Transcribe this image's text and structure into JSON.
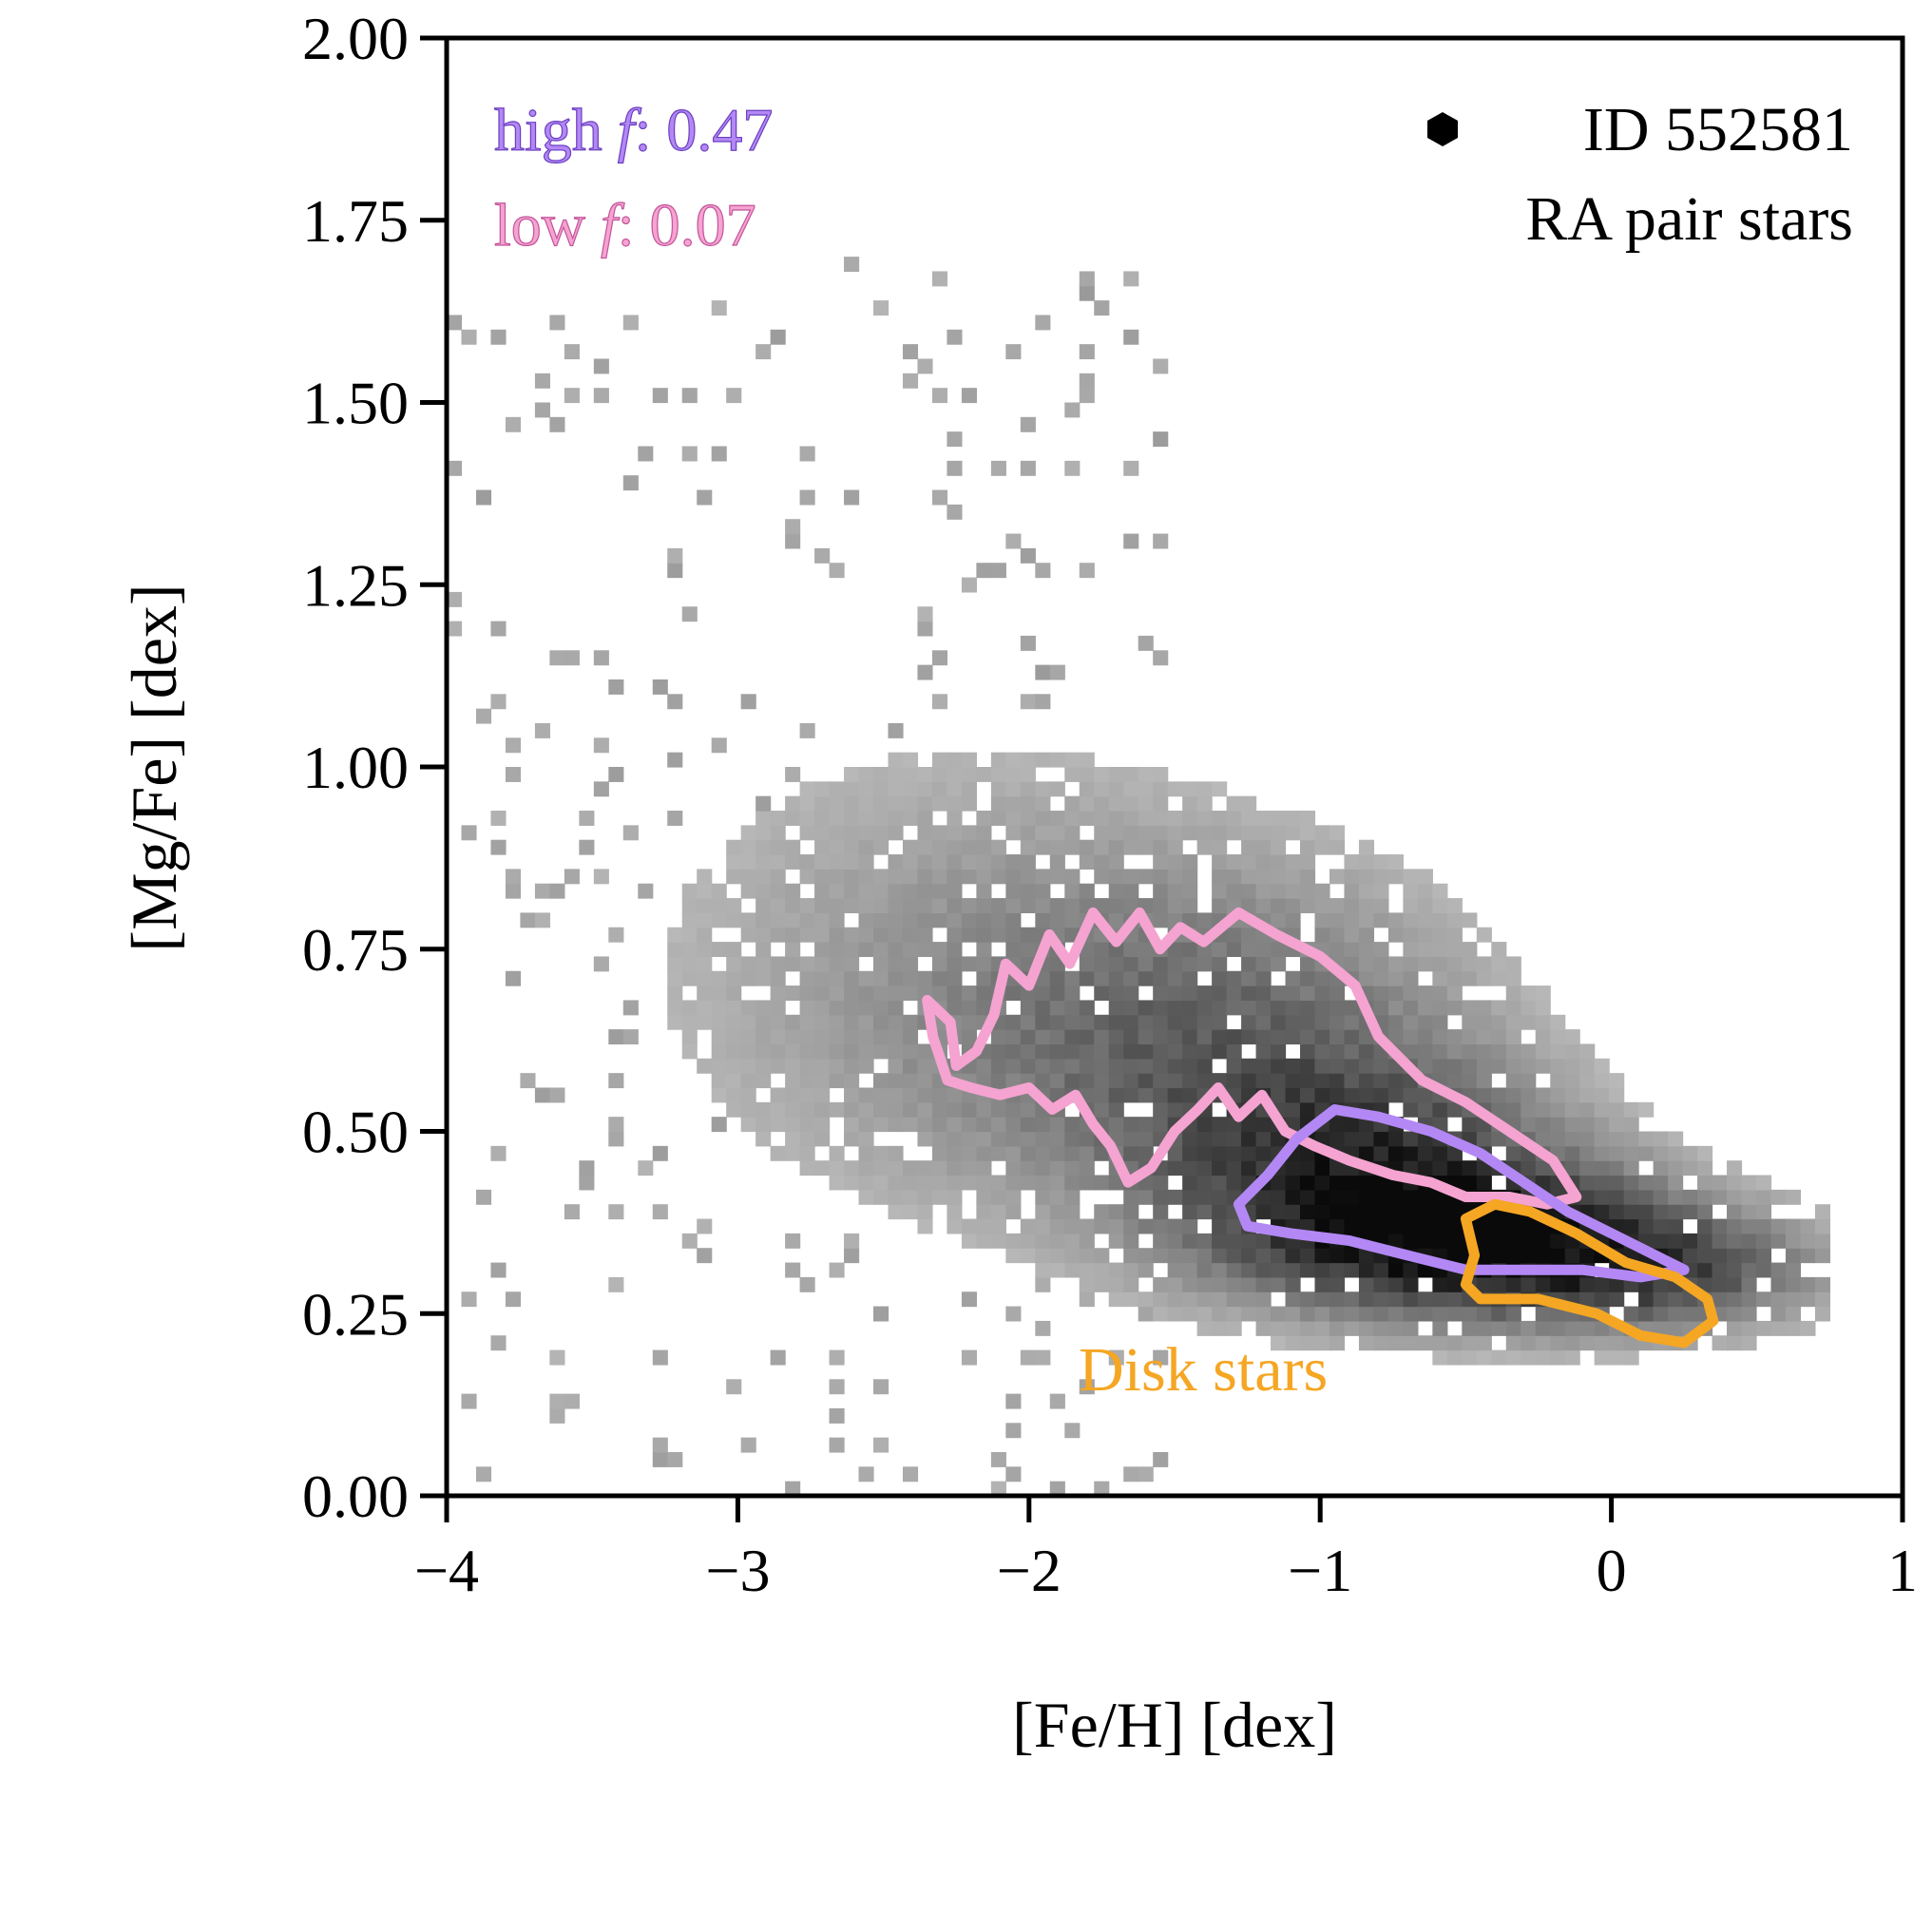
{
  "chart_data": {
    "type": "heatmap",
    "title": "",
    "xlabel": "[Fe/H] [dex]",
    "ylabel": "[Mg/Fe] [dex]",
    "xlim": [
      -4,
      1
    ],
    "ylim": [
      0,
      2
    ],
    "xticks": [
      -4,
      -3,
      -2,
      -1,
      0,
      1
    ],
    "xtick_labels": [
      "−4",
      "−3",
      "−2",
      "−1",
      "0",
      "1"
    ],
    "yticks": [
      0,
      0.25,
      0.5,
      0.75,
      1.0,
      1.25,
      1.5,
      1.75,
      2.0
    ],
    "ytick_labels": [
      "0.00",
      "0.25",
      "0.50",
      "0.75",
      "1.00",
      "1.25",
      "1.50",
      "1.75",
      "2.00"
    ],
    "legend": {
      "position": "top-left",
      "entries": [
        {
          "label_prefix": "high ",
          "label_var": "f",
          "label_value": ": 0.47",
          "color": "#b388f5"
        },
        {
          "label_prefix": "low ",
          "label_var": "f",
          "label_value": ": 0.07",
          "color": "#f5a3d1"
        }
      ]
    },
    "annotations": {
      "star_id": "ID 552581",
      "population": "RA pair stars",
      "disk_label": "Disk stars",
      "disk_color": "#f5a623"
    },
    "density_clumps": [
      {
        "fe": -0.55,
        "mg": 0.36,
        "sfe": 0.45,
        "smg": 0.065,
        "w": 1.0
      },
      {
        "fe": -0.9,
        "mg": 0.47,
        "sfe": 0.42,
        "smg": 0.09,
        "w": 0.55
      },
      {
        "fe": -1.4,
        "mg": 0.62,
        "sfe": 0.55,
        "smg": 0.14,
        "w": 0.32
      },
      {
        "fe": -2.2,
        "mg": 0.72,
        "sfe": 0.7,
        "smg": 0.2,
        "w": 0.12
      },
      {
        "fe": 0.1,
        "mg": 0.31,
        "sfe": 0.35,
        "smg": 0.05,
        "w": 0.55
      }
    ],
    "contours": [
      {
        "name": "low-f",
        "color": "#f5a3d1",
        "points": [
          [
            -2.35,
            0.68
          ],
          [
            -2.27,
            0.65
          ],
          [
            -2.25,
            0.59
          ],
          [
            -2.18,
            0.61
          ],
          [
            -2.12,
            0.66
          ],
          [
            -2.08,
            0.73
          ],
          [
            -2.0,
            0.7
          ],
          [
            -1.93,
            0.77
          ],
          [
            -1.86,
            0.73
          ],
          [
            -1.78,
            0.8
          ],
          [
            -1.7,
            0.76
          ],
          [
            -1.62,
            0.8
          ],
          [
            -1.55,
            0.75
          ],
          [
            -1.48,
            0.78
          ],
          [
            -1.4,
            0.76
          ],
          [
            -1.28,
            0.8
          ],
          [
            -1.15,
            0.77
          ],
          [
            -1.0,
            0.74
          ],
          [
            -0.88,
            0.7
          ],
          [
            -0.8,
            0.63
          ],
          [
            -0.65,
            0.57
          ],
          [
            -0.5,
            0.54
          ],
          [
            -0.35,
            0.5
          ],
          [
            -0.2,
            0.46
          ],
          [
            -0.12,
            0.41
          ],
          [
            -0.22,
            0.4
          ],
          [
            -0.35,
            0.41
          ],
          [
            -0.5,
            0.41
          ],
          [
            -0.62,
            0.43
          ],
          [
            -0.75,
            0.44
          ],
          [
            -0.9,
            0.46
          ],
          [
            -1.02,
            0.48
          ],
          [
            -1.12,
            0.5
          ],
          [
            -1.2,
            0.55
          ],
          [
            -1.28,
            0.52
          ],
          [
            -1.35,
            0.56
          ],
          [
            -1.42,
            0.53
          ],
          [
            -1.5,
            0.5
          ],
          [
            -1.58,
            0.45
          ],
          [
            -1.66,
            0.43
          ],
          [
            -1.72,
            0.48
          ],
          [
            -1.78,
            0.51
          ],
          [
            -1.84,
            0.55
          ],
          [
            -1.92,
            0.53
          ],
          [
            -2.0,
            0.56
          ],
          [
            -2.1,
            0.55
          ],
          [
            -2.2,
            0.56
          ],
          [
            -2.28,
            0.57
          ],
          [
            -2.33,
            0.63
          ]
        ]
      },
      {
        "name": "high-f",
        "color": "#b388f5",
        "points": [
          [
            -1.28,
            0.4
          ],
          [
            -1.18,
            0.44
          ],
          [
            -1.08,
            0.49
          ],
          [
            -0.95,
            0.53
          ],
          [
            -0.8,
            0.52
          ],
          [
            -0.62,
            0.5
          ],
          [
            -0.45,
            0.47
          ],
          [
            -0.3,
            0.43
          ],
          [
            -0.15,
            0.39
          ],
          [
            0.05,
            0.35
          ],
          [
            0.25,
            0.31
          ],
          [
            0.1,
            0.3
          ],
          [
            -0.1,
            0.31
          ],
          [
            -0.3,
            0.31
          ],
          [
            -0.5,
            0.31
          ],
          [
            -0.7,
            0.33
          ],
          [
            -0.9,
            0.35
          ],
          [
            -1.1,
            0.36
          ],
          [
            -1.25,
            0.37
          ]
        ]
      },
      {
        "name": "disk",
        "color": "#f5a623",
        "points": [
          [
            -0.5,
            0.38
          ],
          [
            -0.4,
            0.4
          ],
          [
            -0.28,
            0.39
          ],
          [
            -0.12,
            0.36
          ],
          [
            0.05,
            0.32
          ],
          [
            0.22,
            0.3
          ],
          [
            0.33,
            0.27
          ],
          [
            0.35,
            0.24
          ],
          [
            0.25,
            0.21
          ],
          [
            0.1,
            0.22
          ],
          [
            -0.05,
            0.25
          ],
          [
            -0.25,
            0.27
          ],
          [
            -0.45,
            0.27
          ],
          [
            -0.5,
            0.29
          ],
          [
            -0.47,
            0.33
          ]
        ]
      }
    ]
  }
}
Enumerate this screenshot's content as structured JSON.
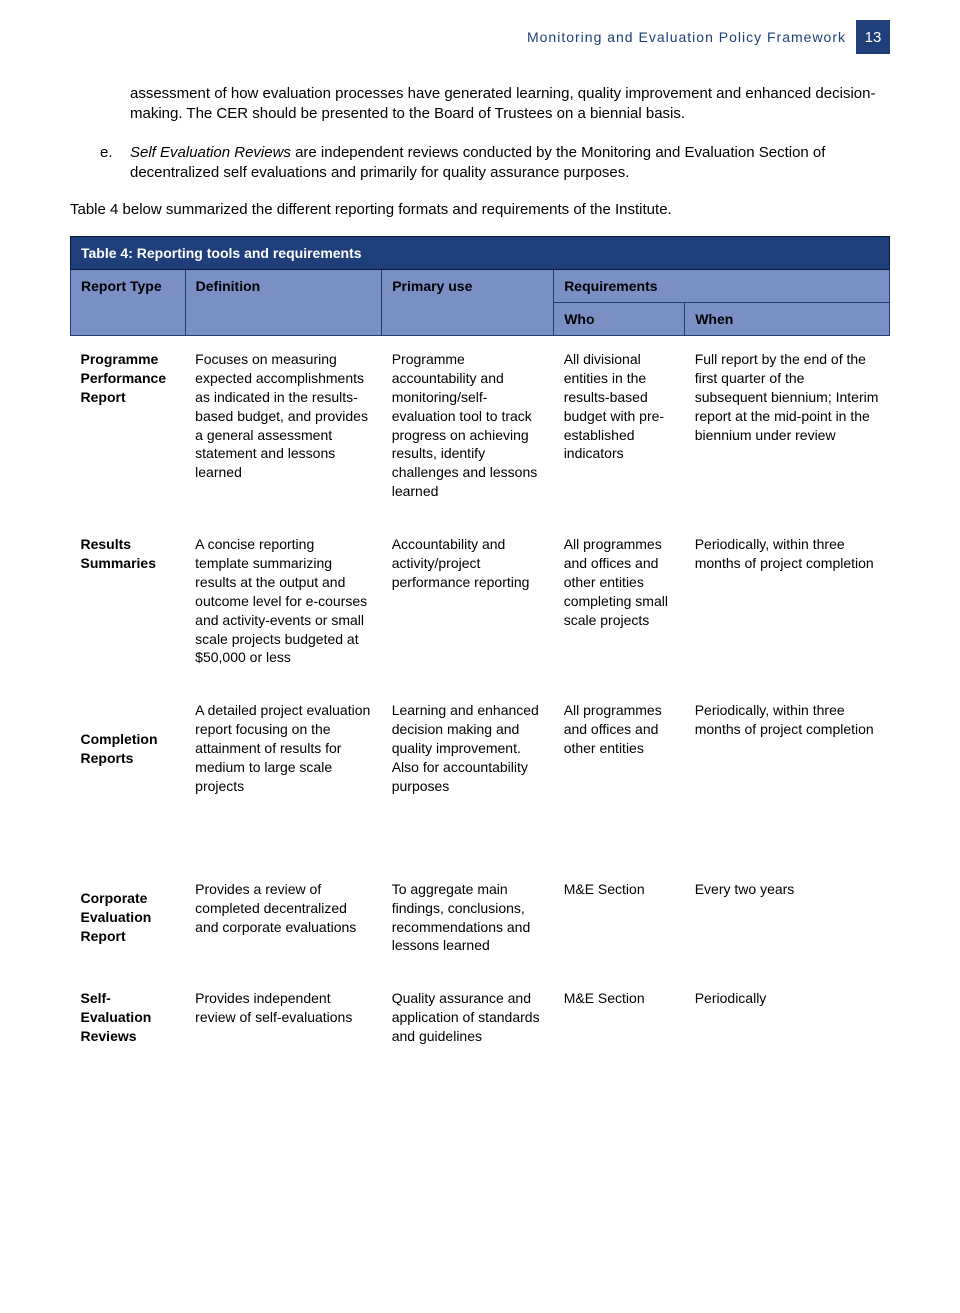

::::

WHAT IS REQUIRED: The data above should be repeated exactly, minus any pictures.

TASK OUTPUT:
Transcribe this image's text and structure into JSON.
{
  "chart_data": {
    "type": "heatmap",
    "title": "",
    "xlabel": "[Fe/H] [dex]",
    "ylabel": "[Mg/Fe] [dex]",
    "xlim": [
      -4,
      1
    ],
    "ylim": [
      0,
      2
    ],
    "xticks": [
      -4,
      -3,
      -2,
      -1,
      0,
      1
    ],
    "xtick_labels": [
      "−4",
      "−3",
      "−2",
      "−1",
      "0",
      "1"
    ],
    "yticks": [
      0,
      0.25,
      0.5,
      0.75,
      1.0,
      1.25,
      1.5,
      1.75,
      2.0
    ],
    "ytick_labels": [
      "0.00",
      "0.25",
      "0.50",
      "0.75",
      "1.00",
      "1.25",
      "1.50",
      "1.75",
      "2.00"
    ],
    "legend": {
      "position": "top-left",
      "entries": [
        {
          "label_prefix": "high ",
          "label_var": "f",
          "label_value": ": 0.47",
          "color": "#b388f5"
        },
        {
          "label_prefix": "low ",
          "label_var": "f",
          "label_value": ": 0.07",
          "color": "#f5a3d1"
        }
      ]
    },
    "annotations": {
      "star_id": "ID 552581",
      "population": "RA pair stars",
      "disk_label": "Disk stars",
      "disk_color": "#f5a623"
    },
    "density_clumps": [
      {
        "fe": -0.55,
        "mg": 0.36,
        "sfe": 0.45,
        "smg": 0.065,
        "w": 1.0
      },
      {
        "fe": -0.9,
        "mg": 0.47,
        "sfe": 0.42,
        "smg": 0.09,
        "w": 0.55
      },
      {
        "fe": -1.4,
        "mg": 0.62,
        "sfe": 0.55,
        "smg": 0.14,
        "w": 0.32
      },
      {
        "fe": -2.2,
        "mg": 0.72,
        "sfe": 0.7,
        "smg": 0.2,
        "w": 0.12
      },
      {
        "fe": 0.1,
        "mg": 0.31,
        "sfe": 0.35,
        "smg": 0.05,
        "w": 0.55
      }
    ],
    "contours": [
      {
        "name": "low-f",
        "color": "#f5a3d1",
        "points": [
          [
            -2.35,
            0.68
          ],
          [
            -2.27,
            0.65
          ],
          [
            -2.25,
            0.59
          ],
          [
            -2.18,
            0.61
          ],
          [
            -2.12,
            0.66
          ],
          [
            -2.08,
            0.73
          ],
          [
            -2.0,
            0.7
          ],
          [
            -1.93,
            0.77
          ],
          [
            -1.86,
            0.73
          ],
          [
            -1.78,
            0.8
          ],
          [
            -1.7,
            0.76
          ],
          [
            -1.62,
            0.8
          ],
          [
            -1.55,
            0.75
          ],
          [
            -1.48,
            0.78
          ],
          [
            -1.4,
            0.76
          ],
          [
            -1.28,
            0.8
          ],
          [
            -1.15,
            0.77
          ],
          [
            -1.0,
            0.74
          ],
          [
            -0.88,
            0.7
          ],
          [
            -0.8,
            0.63
          ],
          [
            -0.65,
            0.57
          ],
          [
            -0.5,
            0.54
          ],
          [
            -0.35,
            0.5
          ],
          [
            -0.2,
            0.46
          ],
          [
            -0.12,
            0.41
          ],
          [
            -0.22,
            0.4
          ],
          [
            -0.35,
            0.41
          ],
          [
            -0.5,
            0.41
          ],
          [
            -0.62,
            0.43
          ],
          [
            -0.75,
            0.44
          ],
          [
            -0.9,
            0.46
          ],
          [
            -1.02,
            0.48
          ],
          [
            -1.12,
            0.5
          ],
          [
            -1.2,
            0.55
          ],
          [
            -1.28,
            0.52
          ],
          [
            -1.35,
            0.56
          ],
          [
            -1.42,
            0.53
          ],
          [
            -1.5,
            0.5
          ],
          [
            -1.58,
            0.45
          ],
          [
            -1.66,
            0.43
          ],
          [
            -1.72,
            0.48
          ],
          [
            -1.78,
            0.51
          ],
          [
            -1.84,
            0.55
          ],
          [
            -1.92,
            0.53
          ],
          [
            -2.0,
            0.56
          ],
          [
            -2.1,
            0.55
          ],
          [
            -2.2,
            0.56
          ],
          [
            -2.28,
            0.57
          ],
          [
            -2.33,
            0.63
          ]
        ]
      },
      {
        "name": "high-f",
        "color": "#b388f5",
        "points": [
          [
            -1.28,
            0.4
          ],
          [
            -1.18,
            0.44
          ],
          [
            -1.08,
            0.49
          ],
          [
            -0.95,
            0.53
          ],
          [
            -0.8,
            0.52
          ],
          [
            -0.62,
            0.5
          ],
          [
            -0.45,
            0.47
          ],
          [
            -0.3,
            0.43
          ],
          [
            -0.15,
            0.39
          ],
          [
            0.05,
            0.35
          ],
          [
            0.25,
            0.31
          ],
          [
            0.1,
            0.3
          ],
          [
            -0.1,
            0.31
          ],
          [
            -0.3,
            0.31
          ],
          [
            -0.5,
            0.31
          ],
          [
            -0.7,
            0.33
          ],
          [
            -0.9,
            0.35
          ],
          [
            -1.1,
            0.36
          ],
          [
            -1.25,
            0.37
          ]
        ]
      },
      {
        "name": "disk",
        "color": "#f5a623",
        "points": [
          [
            -0.5,
            0.38
          ],
          [
            -0.4,
            0.4
          ],
          [
            -0.28,
            0.39
          ],
          [
            -0.12,
            0.36
          ],
          [
            0.05,
            0.32
          ],
          [
            0.22,
            0.3
          ],
          [
            0.33,
            0.27
          ],
          [
            0.35,
            0.24
          ],
          [
            0.25,
            0.21
          ],
          [
            0.1,
            0.22
          ],
          [
            -0.05,
            0.25
          ],
          [
            -0.25,
            0.27
          ],
          [
            -0.45,
            0.27
          ],
          [
            -0.5,
            0.29
          ],
          [
            -0.47,
            0.33
          ]
        ]
      }
    ]
  }
}
Enumerate this screenshot's content as structured JSON.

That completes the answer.